• Job: Would you return the complete listing below word for word?

──────────────────────────────

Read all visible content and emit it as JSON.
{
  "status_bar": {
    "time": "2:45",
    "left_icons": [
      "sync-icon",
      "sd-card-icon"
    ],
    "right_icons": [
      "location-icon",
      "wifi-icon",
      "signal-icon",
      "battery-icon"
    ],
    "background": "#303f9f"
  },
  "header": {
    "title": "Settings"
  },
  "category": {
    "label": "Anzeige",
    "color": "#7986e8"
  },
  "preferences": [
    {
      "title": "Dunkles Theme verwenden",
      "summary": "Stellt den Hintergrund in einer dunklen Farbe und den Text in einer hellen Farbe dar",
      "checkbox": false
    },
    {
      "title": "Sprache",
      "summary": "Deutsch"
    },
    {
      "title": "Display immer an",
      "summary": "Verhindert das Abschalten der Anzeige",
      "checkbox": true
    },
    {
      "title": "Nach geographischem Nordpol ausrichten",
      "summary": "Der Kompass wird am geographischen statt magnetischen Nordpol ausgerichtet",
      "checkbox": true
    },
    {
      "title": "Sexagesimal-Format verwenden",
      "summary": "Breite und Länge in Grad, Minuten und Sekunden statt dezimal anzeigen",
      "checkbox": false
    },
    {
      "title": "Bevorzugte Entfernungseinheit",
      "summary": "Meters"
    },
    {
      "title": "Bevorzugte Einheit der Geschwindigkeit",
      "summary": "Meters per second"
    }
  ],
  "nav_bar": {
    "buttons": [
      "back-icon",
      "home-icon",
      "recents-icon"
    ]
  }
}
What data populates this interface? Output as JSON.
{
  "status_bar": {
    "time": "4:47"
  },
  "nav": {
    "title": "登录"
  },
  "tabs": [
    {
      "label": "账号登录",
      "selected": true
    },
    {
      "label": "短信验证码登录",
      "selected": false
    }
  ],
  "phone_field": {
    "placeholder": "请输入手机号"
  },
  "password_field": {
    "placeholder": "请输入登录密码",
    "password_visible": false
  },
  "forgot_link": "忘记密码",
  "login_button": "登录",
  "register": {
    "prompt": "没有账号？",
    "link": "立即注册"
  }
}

──────────────────────────────

• Result for this task:
Read all visible content and emit it as JSON.
{
  "status_bar": {
    "time": "2:45",
    "left_icons": [
      "sync-icon",
      "sd-card-icon"
    ],
    "right_icons": [
      "location-icon",
      "wifi-icon",
      "signal-icon",
      "battery-icon"
    ],
    "background": "#303f9f"
  },
  "header": {
    "title": "Settings"
  },
  "category": {
    "label": "Anzeige",
    "color": "#7986e8"
  },
  "preferences": [
    {
      "title": "Dunkles Theme verwenden",
      "summary": "Stellt den Hintergrund in einer dunklen Farbe und den Text in einer hellen Farbe dar",
      "checkbox": false
    },
    {
      "title": "Sprache",
      "summary": "Deutsch"
    },
    {
      "title": "Display immer an",
      "summary": "Verhindert das Abschalten der Anzeige",
      "checkbox": true
    },
    {
      "title": "Nach geographischem Nordpol ausrichten",
      "summary": "Der Kompass wird am geographischen statt magnetischen Nordpol ausgerichtet",
      "checkbox": true
    },
    {
      "title": "Sexagesimal-Format verwenden",
      "summary": "Breite und Länge in Grad, Minuten und Sekunden statt dezimal anzeigen",
      "checkbox": false
    },
    {
      "title": "Bevorzugte Entfernungseinheit",
      "summary": "Meters"
    },
    {
      "title": "Bevorzugte Einheit der Geschwindigkeit",
      "summary": "Meters per second"
    }
  ],
  "nav_bar": {
    "buttons": [
      "back-icon",
      "home-icon",
      "recents-icon"
    ]
  }
}
What data populates this interface? Output as JSON.
{
  "status_bar": {
    "time": "4:47"
  },
  "nav": {
    "title": "登录"
  },
  "tabs": [
    {
      "label": "账号登录",
      "selected": true
    },
    {
      "label": "短信验证码登录",
      "selected": false
    }
  ],
  "phone_field": {
    "placeholder": "请输入手机号"
  },
  "password_field": {
    "placeholder": "请输入登录密码",
    "password_visible": false
  },
  "forgot_link": "忘记密码",
  "login_button": "登录",
  "register": {
    "prompt": "没有账号？",
    "link": "立即注册"
  }
}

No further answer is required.